# [Directive]
Scan the records below for lines with the word "scattering", then state how many you find and nothing else.
>> BEGIN Input
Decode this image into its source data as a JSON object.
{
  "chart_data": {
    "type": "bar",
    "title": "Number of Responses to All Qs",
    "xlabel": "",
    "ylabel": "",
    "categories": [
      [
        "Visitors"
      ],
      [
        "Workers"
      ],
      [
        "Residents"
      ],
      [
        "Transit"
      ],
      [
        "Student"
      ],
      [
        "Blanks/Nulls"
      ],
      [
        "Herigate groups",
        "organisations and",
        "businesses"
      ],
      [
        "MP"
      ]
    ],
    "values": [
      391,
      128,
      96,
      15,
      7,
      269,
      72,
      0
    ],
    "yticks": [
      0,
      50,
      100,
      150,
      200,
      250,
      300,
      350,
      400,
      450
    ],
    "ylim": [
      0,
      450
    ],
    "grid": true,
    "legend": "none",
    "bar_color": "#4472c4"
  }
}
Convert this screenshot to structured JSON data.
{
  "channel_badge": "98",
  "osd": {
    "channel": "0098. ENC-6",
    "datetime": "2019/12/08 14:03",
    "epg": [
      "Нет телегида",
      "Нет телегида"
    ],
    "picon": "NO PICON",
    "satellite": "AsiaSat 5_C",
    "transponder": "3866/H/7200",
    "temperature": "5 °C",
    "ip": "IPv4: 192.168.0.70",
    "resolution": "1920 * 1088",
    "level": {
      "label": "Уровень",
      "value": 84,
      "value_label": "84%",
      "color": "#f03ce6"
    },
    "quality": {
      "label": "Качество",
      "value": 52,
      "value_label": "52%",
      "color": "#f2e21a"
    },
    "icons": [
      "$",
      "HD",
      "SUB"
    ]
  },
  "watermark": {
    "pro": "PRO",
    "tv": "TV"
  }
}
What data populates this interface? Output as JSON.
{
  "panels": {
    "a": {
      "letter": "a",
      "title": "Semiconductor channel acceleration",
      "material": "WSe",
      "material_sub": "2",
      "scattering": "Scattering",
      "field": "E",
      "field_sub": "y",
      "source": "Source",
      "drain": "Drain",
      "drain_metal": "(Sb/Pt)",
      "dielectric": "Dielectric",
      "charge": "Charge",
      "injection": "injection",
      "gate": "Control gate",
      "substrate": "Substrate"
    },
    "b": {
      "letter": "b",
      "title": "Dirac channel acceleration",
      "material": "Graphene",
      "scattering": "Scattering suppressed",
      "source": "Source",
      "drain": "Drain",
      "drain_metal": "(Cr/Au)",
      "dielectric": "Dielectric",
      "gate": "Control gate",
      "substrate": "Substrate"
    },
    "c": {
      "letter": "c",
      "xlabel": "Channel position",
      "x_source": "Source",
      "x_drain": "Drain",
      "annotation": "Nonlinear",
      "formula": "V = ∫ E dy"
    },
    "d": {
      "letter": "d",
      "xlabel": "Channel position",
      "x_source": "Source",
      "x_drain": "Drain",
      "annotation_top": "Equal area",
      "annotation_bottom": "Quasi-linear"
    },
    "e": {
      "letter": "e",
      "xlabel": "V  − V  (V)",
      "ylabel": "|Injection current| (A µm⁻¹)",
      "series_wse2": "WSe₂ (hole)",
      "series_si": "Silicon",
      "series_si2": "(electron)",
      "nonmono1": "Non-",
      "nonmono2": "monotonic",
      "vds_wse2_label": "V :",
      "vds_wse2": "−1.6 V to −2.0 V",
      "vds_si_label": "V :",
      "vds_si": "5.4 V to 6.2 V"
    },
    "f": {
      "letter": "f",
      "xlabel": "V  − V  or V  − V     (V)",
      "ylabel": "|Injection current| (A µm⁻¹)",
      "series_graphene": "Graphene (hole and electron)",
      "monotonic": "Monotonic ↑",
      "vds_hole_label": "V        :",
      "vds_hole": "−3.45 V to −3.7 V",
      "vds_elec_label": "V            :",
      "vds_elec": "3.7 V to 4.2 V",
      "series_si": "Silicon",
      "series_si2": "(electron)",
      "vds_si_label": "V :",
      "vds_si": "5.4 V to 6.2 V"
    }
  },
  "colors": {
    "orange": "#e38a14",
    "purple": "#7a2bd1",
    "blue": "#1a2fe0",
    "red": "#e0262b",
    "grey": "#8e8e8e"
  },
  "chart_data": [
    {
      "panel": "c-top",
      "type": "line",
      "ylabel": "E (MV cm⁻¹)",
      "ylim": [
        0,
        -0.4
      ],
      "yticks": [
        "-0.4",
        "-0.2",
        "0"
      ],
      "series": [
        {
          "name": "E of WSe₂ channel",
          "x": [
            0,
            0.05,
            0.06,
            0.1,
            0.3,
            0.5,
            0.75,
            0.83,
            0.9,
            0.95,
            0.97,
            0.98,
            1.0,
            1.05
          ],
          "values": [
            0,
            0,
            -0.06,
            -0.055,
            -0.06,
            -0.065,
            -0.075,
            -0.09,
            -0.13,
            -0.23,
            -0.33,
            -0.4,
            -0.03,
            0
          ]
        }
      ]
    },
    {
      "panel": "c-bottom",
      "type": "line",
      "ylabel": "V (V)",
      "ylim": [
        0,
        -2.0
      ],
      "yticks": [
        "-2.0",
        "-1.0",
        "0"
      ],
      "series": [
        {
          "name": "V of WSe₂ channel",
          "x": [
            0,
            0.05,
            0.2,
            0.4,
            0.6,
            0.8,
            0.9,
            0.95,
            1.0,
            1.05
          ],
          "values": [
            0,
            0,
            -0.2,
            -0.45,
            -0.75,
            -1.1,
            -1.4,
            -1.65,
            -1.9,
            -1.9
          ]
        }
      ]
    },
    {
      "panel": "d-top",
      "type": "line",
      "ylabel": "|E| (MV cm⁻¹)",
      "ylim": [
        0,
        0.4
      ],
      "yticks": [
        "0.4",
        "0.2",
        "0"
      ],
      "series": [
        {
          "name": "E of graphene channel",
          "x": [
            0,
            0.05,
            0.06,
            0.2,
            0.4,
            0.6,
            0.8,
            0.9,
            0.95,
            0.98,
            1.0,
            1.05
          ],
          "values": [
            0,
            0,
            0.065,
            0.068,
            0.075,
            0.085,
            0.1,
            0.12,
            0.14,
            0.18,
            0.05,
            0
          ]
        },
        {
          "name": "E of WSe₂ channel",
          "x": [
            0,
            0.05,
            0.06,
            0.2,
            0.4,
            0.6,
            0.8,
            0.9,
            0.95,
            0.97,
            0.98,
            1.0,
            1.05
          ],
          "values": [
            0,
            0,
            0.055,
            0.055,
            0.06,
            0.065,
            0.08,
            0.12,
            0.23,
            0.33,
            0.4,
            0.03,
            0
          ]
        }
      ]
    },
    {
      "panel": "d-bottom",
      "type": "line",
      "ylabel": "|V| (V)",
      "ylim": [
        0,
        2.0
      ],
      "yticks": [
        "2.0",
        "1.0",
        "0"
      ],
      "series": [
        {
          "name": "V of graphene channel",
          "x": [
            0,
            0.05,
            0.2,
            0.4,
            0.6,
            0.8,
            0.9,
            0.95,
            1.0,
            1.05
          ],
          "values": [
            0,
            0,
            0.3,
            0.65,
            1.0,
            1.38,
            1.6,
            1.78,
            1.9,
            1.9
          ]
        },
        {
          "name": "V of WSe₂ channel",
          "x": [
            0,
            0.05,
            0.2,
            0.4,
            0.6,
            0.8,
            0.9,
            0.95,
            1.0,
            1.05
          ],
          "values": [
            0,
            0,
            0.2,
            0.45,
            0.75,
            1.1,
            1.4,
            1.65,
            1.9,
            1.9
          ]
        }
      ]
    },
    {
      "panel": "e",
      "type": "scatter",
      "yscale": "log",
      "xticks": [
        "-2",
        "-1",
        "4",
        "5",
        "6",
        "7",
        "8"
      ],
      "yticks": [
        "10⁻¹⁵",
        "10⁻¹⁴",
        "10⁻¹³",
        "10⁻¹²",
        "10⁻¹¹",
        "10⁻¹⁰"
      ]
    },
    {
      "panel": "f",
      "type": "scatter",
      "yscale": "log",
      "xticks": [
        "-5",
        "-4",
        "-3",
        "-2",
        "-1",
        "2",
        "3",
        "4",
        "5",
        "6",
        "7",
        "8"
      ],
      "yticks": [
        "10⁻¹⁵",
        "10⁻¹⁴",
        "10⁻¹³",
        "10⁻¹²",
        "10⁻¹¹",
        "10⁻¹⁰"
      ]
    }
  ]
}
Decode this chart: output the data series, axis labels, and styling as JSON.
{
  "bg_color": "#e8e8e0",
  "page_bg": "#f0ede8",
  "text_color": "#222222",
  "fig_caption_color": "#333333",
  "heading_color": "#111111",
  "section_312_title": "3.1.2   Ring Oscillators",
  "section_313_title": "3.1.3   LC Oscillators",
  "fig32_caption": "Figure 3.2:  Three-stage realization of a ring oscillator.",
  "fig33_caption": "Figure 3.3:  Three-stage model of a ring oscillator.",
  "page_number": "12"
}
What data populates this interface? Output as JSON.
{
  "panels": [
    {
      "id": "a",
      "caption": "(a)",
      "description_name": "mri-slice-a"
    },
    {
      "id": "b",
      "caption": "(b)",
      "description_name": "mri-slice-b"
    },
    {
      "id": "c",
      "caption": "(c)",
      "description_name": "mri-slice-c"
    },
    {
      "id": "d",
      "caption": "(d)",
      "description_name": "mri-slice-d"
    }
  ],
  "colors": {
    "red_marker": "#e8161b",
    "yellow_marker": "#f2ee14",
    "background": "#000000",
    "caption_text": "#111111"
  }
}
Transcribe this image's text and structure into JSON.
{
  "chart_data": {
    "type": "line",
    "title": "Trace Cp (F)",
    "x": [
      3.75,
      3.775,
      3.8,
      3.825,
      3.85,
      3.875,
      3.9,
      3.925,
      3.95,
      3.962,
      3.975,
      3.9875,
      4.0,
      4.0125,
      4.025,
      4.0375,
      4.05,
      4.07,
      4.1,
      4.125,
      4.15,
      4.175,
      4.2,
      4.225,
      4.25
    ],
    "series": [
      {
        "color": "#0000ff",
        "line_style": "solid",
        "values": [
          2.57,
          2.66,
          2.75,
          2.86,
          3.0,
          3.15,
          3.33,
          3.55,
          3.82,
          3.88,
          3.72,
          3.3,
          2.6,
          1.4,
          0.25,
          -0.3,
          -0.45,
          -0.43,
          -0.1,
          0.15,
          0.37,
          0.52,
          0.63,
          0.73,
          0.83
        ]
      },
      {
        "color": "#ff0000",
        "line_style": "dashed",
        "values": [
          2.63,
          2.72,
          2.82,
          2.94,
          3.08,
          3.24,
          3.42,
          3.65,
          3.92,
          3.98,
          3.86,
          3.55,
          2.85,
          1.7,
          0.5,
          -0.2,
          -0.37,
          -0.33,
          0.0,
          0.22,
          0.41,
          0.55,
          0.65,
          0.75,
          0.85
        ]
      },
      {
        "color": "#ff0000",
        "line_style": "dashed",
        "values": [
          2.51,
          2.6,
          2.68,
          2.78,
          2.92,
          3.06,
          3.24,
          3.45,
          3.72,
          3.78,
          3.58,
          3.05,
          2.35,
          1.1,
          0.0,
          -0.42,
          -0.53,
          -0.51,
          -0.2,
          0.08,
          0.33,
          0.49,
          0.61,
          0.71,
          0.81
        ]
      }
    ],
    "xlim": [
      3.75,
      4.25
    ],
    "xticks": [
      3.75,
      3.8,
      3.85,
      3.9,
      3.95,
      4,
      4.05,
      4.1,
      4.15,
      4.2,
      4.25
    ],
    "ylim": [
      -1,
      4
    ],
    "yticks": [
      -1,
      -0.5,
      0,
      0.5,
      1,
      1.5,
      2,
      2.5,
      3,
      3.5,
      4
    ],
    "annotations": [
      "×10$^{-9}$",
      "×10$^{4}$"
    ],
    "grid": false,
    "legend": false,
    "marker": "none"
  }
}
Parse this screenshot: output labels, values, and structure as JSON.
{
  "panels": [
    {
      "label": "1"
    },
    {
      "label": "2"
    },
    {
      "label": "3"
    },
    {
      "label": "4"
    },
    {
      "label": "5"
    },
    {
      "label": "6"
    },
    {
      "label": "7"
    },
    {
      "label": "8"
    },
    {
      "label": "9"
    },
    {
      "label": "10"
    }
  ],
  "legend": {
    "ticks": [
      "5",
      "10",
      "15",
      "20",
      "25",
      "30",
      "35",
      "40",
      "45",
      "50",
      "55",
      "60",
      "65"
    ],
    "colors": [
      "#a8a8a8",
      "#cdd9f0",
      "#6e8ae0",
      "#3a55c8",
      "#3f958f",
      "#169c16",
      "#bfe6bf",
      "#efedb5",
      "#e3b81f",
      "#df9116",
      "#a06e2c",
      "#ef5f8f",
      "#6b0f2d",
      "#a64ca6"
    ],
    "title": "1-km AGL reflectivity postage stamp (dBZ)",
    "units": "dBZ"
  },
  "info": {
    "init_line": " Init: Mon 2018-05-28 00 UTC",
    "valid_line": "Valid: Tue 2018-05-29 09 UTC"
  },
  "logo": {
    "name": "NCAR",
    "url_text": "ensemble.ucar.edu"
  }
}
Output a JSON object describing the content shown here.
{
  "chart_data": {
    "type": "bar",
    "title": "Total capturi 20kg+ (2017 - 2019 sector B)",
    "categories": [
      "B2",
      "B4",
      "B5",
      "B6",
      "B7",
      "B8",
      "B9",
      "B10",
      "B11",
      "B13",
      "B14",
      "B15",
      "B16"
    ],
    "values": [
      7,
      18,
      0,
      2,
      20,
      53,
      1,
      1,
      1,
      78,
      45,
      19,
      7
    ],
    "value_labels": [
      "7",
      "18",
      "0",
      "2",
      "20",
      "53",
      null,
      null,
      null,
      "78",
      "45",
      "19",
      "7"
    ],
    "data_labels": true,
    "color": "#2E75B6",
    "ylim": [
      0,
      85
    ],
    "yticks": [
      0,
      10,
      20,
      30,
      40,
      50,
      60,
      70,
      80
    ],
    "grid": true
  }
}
>> END Input
# [Correct answer]
2